#### JOB:
Find out how many lines of the material contain the string "JSON" and give only that figure.

---------- RECORDS SHOWN

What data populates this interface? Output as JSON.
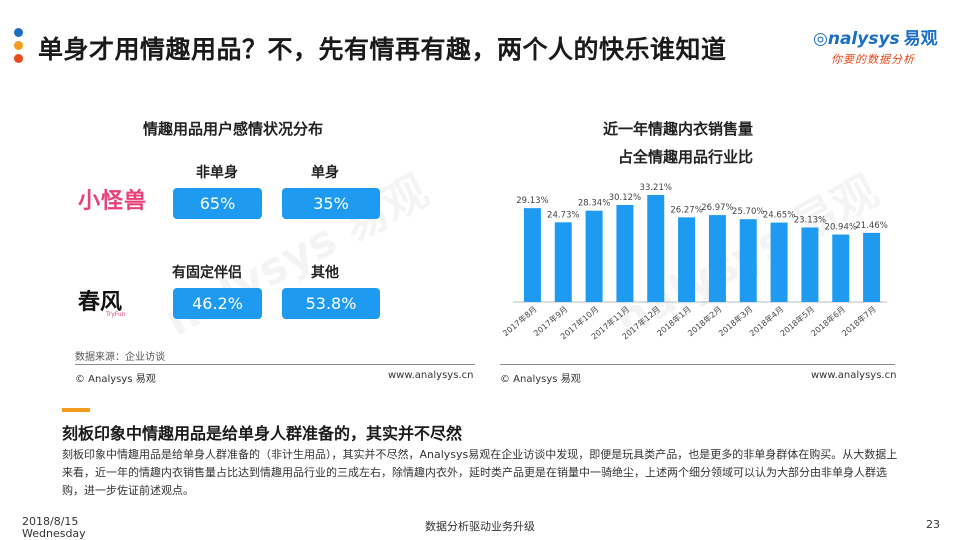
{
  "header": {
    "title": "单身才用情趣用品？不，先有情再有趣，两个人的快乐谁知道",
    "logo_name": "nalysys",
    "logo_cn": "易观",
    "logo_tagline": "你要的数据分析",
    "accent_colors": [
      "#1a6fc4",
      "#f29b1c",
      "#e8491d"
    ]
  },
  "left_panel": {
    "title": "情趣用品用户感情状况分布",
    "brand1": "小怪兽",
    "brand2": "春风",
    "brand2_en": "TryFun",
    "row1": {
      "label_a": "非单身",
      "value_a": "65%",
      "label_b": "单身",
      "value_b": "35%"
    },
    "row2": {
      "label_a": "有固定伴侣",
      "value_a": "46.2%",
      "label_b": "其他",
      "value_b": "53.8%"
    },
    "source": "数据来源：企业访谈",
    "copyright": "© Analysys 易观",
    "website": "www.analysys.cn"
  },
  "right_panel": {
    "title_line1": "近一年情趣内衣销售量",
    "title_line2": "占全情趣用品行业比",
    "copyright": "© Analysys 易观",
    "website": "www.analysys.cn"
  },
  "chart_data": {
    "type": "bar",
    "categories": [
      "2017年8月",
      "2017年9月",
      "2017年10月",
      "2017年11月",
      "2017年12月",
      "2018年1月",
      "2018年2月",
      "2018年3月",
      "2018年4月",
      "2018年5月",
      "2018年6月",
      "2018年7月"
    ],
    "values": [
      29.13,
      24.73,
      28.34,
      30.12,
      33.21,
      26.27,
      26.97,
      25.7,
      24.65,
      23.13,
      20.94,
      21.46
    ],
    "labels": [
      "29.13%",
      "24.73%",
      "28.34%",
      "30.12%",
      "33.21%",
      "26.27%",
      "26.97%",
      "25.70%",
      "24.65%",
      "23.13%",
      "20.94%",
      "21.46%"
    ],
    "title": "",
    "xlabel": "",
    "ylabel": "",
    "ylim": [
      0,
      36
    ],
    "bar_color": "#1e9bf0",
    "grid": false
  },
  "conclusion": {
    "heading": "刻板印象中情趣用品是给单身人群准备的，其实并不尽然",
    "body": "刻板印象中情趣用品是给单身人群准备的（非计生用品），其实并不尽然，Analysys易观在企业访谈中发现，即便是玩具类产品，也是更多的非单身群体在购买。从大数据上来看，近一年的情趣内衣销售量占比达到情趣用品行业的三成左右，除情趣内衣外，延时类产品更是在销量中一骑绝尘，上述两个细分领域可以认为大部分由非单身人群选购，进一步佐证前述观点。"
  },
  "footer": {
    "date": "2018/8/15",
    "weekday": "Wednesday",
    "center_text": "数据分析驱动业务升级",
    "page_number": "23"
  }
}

--------------------
---------- RECORDS SHOWN

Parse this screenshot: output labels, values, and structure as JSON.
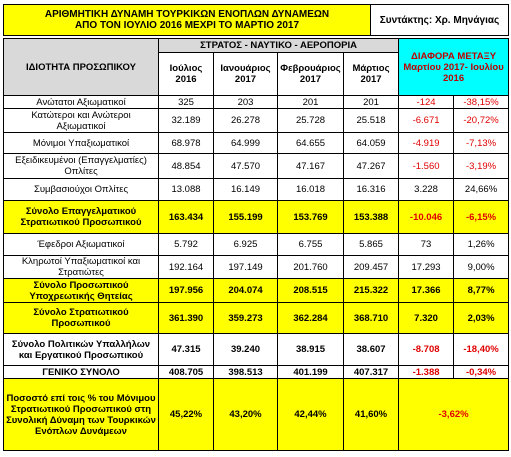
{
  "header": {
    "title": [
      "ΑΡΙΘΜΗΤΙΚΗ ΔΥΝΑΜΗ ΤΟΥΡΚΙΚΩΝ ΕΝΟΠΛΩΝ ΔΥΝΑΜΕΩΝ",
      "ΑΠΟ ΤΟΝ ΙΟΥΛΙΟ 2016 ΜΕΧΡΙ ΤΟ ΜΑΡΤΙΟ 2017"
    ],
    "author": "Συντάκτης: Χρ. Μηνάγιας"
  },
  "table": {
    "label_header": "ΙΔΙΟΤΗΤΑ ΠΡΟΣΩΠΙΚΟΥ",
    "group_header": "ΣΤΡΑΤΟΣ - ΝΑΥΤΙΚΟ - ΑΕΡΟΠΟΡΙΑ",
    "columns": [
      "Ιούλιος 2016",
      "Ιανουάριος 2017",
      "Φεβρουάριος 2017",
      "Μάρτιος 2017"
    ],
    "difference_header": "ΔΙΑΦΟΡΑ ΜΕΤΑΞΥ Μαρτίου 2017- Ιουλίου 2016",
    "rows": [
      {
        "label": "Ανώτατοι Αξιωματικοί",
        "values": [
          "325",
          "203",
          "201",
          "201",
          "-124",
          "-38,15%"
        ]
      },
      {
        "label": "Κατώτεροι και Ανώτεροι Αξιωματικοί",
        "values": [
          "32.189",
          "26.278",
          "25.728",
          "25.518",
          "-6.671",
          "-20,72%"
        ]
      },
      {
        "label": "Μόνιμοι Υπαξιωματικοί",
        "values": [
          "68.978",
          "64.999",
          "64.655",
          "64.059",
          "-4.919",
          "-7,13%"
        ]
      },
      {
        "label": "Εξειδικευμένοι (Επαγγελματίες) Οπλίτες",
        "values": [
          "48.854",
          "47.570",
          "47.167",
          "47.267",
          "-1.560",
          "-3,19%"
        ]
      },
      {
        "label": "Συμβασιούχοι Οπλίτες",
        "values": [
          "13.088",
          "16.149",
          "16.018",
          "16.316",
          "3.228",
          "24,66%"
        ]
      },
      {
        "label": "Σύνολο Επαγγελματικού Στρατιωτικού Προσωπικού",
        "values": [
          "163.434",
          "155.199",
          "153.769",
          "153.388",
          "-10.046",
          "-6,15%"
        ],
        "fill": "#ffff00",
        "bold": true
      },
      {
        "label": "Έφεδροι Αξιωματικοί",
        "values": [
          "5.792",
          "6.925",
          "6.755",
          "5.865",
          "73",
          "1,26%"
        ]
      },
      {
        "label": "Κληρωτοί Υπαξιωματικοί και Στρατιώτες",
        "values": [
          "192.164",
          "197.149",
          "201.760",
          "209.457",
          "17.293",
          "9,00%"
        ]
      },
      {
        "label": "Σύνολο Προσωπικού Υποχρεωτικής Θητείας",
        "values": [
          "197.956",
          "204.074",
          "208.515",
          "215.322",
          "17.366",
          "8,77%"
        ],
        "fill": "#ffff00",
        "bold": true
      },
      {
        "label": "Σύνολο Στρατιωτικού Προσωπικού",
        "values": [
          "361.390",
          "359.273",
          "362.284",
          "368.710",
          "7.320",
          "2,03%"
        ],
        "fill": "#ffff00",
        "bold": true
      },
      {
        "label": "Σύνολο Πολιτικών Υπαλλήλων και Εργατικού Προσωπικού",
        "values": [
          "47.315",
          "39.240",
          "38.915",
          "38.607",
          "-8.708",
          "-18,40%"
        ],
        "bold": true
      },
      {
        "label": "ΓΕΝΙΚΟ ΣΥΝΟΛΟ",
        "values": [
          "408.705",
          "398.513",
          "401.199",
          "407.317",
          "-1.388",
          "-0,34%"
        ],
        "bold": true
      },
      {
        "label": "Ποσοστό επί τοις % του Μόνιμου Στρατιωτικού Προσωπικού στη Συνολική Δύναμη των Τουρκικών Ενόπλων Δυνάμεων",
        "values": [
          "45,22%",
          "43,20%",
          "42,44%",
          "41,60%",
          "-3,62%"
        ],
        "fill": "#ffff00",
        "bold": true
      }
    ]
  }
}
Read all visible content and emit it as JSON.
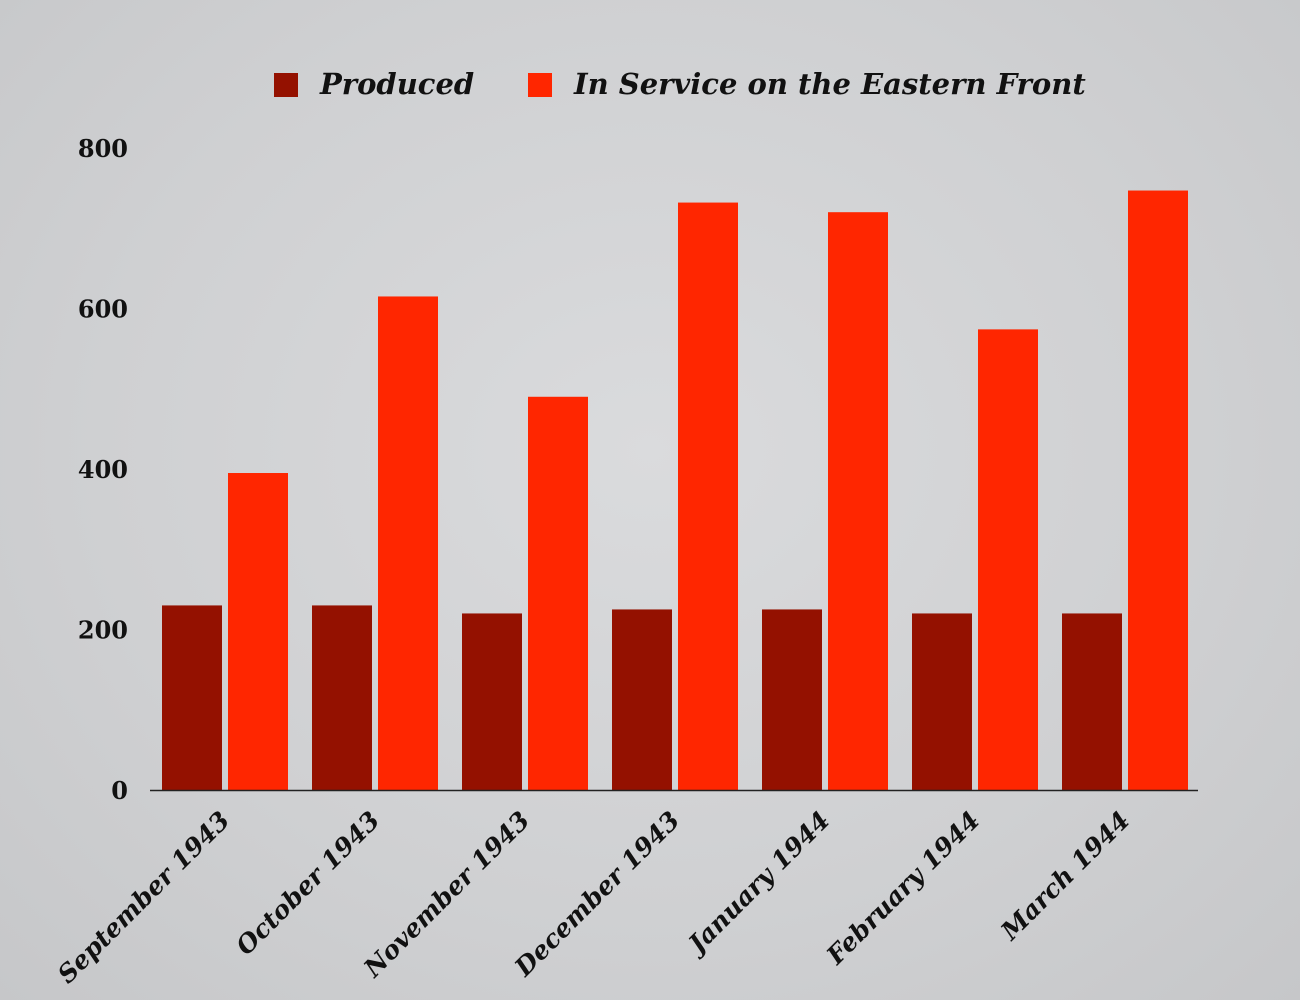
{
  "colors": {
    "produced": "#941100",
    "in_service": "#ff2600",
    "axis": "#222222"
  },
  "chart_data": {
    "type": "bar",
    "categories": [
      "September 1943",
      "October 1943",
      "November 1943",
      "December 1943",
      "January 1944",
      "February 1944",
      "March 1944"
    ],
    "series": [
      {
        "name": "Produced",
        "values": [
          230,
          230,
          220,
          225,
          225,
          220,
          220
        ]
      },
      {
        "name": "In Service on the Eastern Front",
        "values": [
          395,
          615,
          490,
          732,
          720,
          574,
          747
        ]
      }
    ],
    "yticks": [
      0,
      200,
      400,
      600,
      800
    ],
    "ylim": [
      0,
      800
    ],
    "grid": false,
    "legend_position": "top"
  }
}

--------------------
---------- RECORDS SHOWN

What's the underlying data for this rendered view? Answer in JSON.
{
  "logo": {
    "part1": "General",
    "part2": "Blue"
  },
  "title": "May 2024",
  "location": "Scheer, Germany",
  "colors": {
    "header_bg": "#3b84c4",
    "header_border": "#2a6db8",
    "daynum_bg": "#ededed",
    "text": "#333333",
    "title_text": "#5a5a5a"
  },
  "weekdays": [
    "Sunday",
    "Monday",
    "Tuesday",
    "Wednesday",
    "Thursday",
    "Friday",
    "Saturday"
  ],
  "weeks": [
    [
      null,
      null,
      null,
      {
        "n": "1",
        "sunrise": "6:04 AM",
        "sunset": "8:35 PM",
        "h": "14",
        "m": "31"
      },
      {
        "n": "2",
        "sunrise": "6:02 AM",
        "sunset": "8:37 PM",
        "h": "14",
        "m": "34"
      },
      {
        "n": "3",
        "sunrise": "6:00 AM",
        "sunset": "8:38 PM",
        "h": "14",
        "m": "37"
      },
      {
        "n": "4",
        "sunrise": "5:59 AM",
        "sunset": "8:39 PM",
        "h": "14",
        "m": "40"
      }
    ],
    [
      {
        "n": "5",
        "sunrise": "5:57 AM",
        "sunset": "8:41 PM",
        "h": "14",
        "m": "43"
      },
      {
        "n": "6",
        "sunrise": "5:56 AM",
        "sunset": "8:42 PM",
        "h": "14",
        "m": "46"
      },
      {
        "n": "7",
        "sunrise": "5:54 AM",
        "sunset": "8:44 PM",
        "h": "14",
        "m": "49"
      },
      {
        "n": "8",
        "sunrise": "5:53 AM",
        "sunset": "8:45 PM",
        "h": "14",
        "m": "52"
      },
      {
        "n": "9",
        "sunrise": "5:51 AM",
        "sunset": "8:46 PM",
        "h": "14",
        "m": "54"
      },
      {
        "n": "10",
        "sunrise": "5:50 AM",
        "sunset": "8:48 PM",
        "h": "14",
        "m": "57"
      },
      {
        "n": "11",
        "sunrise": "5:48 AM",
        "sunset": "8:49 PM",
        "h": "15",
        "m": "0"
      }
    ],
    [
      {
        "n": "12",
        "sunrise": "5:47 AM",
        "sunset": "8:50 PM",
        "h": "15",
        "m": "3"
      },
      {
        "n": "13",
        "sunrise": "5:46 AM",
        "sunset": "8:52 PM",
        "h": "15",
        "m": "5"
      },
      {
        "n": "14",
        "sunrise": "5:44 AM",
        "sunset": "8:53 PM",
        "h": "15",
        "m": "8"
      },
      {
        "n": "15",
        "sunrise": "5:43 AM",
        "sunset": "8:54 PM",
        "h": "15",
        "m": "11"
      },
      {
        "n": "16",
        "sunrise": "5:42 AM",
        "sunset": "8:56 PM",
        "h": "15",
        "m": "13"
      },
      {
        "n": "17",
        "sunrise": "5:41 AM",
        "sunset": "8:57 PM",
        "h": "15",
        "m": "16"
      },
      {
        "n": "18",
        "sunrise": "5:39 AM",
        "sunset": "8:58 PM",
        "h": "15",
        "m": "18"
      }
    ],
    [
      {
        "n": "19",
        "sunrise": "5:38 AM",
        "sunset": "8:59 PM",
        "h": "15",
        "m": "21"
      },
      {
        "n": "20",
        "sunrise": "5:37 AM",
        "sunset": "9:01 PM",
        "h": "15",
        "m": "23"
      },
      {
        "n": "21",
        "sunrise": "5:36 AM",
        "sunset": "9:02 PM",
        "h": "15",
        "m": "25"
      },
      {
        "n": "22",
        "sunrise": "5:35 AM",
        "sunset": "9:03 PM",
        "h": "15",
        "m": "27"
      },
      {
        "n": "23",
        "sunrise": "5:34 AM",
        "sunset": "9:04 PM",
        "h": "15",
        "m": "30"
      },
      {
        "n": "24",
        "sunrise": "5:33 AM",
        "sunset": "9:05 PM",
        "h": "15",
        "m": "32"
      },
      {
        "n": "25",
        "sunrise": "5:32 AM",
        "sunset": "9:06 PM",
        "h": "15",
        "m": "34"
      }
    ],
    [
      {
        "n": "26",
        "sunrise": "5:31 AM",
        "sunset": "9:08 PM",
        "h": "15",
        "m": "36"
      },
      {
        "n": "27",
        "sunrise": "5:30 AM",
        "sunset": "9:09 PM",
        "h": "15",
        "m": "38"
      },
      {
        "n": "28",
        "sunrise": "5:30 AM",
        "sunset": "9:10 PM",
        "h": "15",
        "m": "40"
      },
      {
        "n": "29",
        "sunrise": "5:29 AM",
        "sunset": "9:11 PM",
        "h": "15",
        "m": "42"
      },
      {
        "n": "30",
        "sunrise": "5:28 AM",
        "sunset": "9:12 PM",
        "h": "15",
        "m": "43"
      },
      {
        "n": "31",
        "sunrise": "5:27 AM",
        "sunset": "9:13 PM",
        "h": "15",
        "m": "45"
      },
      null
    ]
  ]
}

--------------------

#### OUTPUT OF THE EXERCISE:
4